┌─ Record extracts

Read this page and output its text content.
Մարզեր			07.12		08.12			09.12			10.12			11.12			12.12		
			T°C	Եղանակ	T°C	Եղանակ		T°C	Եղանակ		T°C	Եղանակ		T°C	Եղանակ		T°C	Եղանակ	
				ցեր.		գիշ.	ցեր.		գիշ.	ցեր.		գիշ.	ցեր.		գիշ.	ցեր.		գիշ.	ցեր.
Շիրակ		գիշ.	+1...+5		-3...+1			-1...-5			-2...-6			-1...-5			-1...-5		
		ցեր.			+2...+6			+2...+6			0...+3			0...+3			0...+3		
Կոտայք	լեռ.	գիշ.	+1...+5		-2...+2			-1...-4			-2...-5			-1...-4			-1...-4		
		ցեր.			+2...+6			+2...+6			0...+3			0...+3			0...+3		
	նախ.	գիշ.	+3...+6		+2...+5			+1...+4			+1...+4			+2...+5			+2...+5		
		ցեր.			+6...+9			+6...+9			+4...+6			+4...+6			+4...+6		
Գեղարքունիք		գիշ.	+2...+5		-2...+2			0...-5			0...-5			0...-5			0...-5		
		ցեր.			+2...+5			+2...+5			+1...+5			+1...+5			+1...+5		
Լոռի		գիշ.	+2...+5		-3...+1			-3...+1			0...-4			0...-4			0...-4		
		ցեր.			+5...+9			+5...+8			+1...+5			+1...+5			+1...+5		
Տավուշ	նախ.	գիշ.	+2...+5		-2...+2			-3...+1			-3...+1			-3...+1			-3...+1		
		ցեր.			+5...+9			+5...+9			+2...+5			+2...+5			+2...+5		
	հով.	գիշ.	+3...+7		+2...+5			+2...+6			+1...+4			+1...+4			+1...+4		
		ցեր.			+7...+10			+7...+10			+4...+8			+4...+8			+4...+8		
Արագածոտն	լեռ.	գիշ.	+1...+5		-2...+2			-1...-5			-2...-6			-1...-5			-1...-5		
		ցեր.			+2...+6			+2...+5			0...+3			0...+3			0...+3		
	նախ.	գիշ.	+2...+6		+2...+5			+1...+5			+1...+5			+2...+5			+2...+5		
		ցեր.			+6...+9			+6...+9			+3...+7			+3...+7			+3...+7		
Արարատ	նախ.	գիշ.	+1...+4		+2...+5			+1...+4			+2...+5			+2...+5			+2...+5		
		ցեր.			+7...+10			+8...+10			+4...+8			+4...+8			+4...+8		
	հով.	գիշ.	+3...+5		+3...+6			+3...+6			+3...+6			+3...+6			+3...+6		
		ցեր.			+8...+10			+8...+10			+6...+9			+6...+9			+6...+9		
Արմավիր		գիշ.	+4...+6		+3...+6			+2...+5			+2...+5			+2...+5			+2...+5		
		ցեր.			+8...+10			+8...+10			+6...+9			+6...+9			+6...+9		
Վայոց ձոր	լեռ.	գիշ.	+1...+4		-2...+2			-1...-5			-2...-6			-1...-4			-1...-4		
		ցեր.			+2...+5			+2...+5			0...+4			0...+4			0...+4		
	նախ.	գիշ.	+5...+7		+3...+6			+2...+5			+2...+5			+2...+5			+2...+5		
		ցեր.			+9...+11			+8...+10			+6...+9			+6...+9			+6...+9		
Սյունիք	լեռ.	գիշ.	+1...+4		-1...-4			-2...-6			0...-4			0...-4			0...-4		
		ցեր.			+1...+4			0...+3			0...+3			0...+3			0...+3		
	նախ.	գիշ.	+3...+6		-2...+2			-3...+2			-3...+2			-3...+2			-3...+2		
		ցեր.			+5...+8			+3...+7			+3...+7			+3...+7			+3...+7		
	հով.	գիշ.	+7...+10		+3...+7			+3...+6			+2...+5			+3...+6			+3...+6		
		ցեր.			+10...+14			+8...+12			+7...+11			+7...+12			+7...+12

└─

Return all of the data precisely as it appears.

Complete response →
Read this page and output its text content.
Մարզեր			07.12		08.12			09.12			10.12			11.12			12.12		
			T°C	Եղանակ	T°C	Եղանակ		T°C	Եղանակ		T°C	Եղանակ		T°C	Եղանակ		T°C	Եղանակ	
				ցեր.		գիշ.	ցեր.		գիշ.	ցեր.		գիշ.	ցեր.		գիշ.	ցեր.		գիշ.	ցեր.
Շիրակ		գիշ.	+1...+5		-3...+1			-1...-5			-2...-6			-1...-5			-1...-5		
		ցեր.			+2...+6			+2...+6			0...+3			0...+3			0...+3		
Կոտայք	լեռ.	գիշ.	+1...+5		-2...+2			-1...-4			-2...-5			-1...-4			-1...-4		
		ցեր.			+2...+6			+2...+6			0...+3			0...+3			0...+3		
	նախ.	գիշ.	+3...+6		+2...+5			+1...+4			+1...+4			+2...+5			+2...+5		
		ցեր.			+6...+9			+6...+9			+4...+6			+4...+6			+4...+6		
Գեղարքունիք		գիշ.	+2...+5		-2...+2			0...-5			0...-5			0...-5			0...-5		
		ցեր.			+2...+5			+2...+5			+1...+5			+1...+5			+1...+5		
Լոռի		գիշ.	+2...+5		-3...+1			-3...+1			0...-4			0...-4			0...-4		
		ցեր.			+5...+9			+5...+8			+1...+5			+1...+5			+1...+5		
Տավուշ	նախ.	գիշ.	+2...+5		-2...+2			-3...+1			-3...+1			-3...+1			-3...+1		
		ցեր.			+5...+9			+5...+9			+2...+5			+2...+5			+2...+5		
	հով.	գիշ.	+3...+7		+2...+5			+2...+6			+1...+4			+1...+4			+1...+4		
		ցեր.			+7...+10			+7...+10			+4...+8			+4...+8			+4...+8		
Արագածոտն	լեռ.	գիշ.	+1...+5		-2...+2			-1...-5			-2...-6			-1...-5			-1...-5		
		ցեր.			+2...+6			+2...+5			0...+3			0...+3			0...+3		
	նախ.	գիշ.	+2...+6		+2...+5			+1...+5			+1...+5			+2...+5			+2...+5		
		ցեր.			+6...+9			+6...+9			+3...+7			+3...+7			+3...+7		
Արարատ	նախ.	գիշ.	+1...+4		+2...+5			+1...+4			+2...+5			+2...+5			+2...+5		
		ցեր.			+7...+10			+8...+10			+4...+8			+4...+8			+4...+8		
	հով.	գիշ.	+3...+5		+3...+6			+3...+6			+3...+6			+3...+6			+3...+6		
		ցեր.			+8...+10			+8...+10			+6...+9			+6...+9			+6...+9		
Արմավիր		գիշ.	+4...+6		+3...+6			+2...+5			+2...+5			+2...+5			+2...+5		
		ցեր.			+8...+10			+8...+10			+6...+9			+6...+9			+6...+9		
Վայոց ձոր	լեռ.	գիշ.	+1...+4		-2...+2			-1...-5			-2...-6			-1...-4			-1...-4		
		ցեր.			+2...+5			+2...+5			0...+4			0...+4			0...+4		
	նախ.	գիշ.	+5...+7		+3...+6			+2...+5			+2...+5			+2...+5			+2...+5		
		ցեր.			+9...+11			+8...+10			+6...+9			+6...+9			+6...+9		
Սյունիք	լեռ.	գիշ.	+1...+4		-1...-4			-2...-6			0...-4			0...-4			0...-4		
		ցեր.			+1...+4			0...+3			0...+3			0...+3			0...+3		
	նախ.	գիշ.	+3...+6		-2...+2			-3...+2			-3...+2			-3...+2			-3...+2		
		ցեր.			+5...+8			+3...+7			+3...+7			+3...+7			+3...+7		
	հով.	գիշ.	+7...+10		+3...+7			+3...+6			+2...+5			+3...+6			+3...+6		
		ցեր.			+10...+14			+8...+12			+7...+11			+7...+12			+7...+12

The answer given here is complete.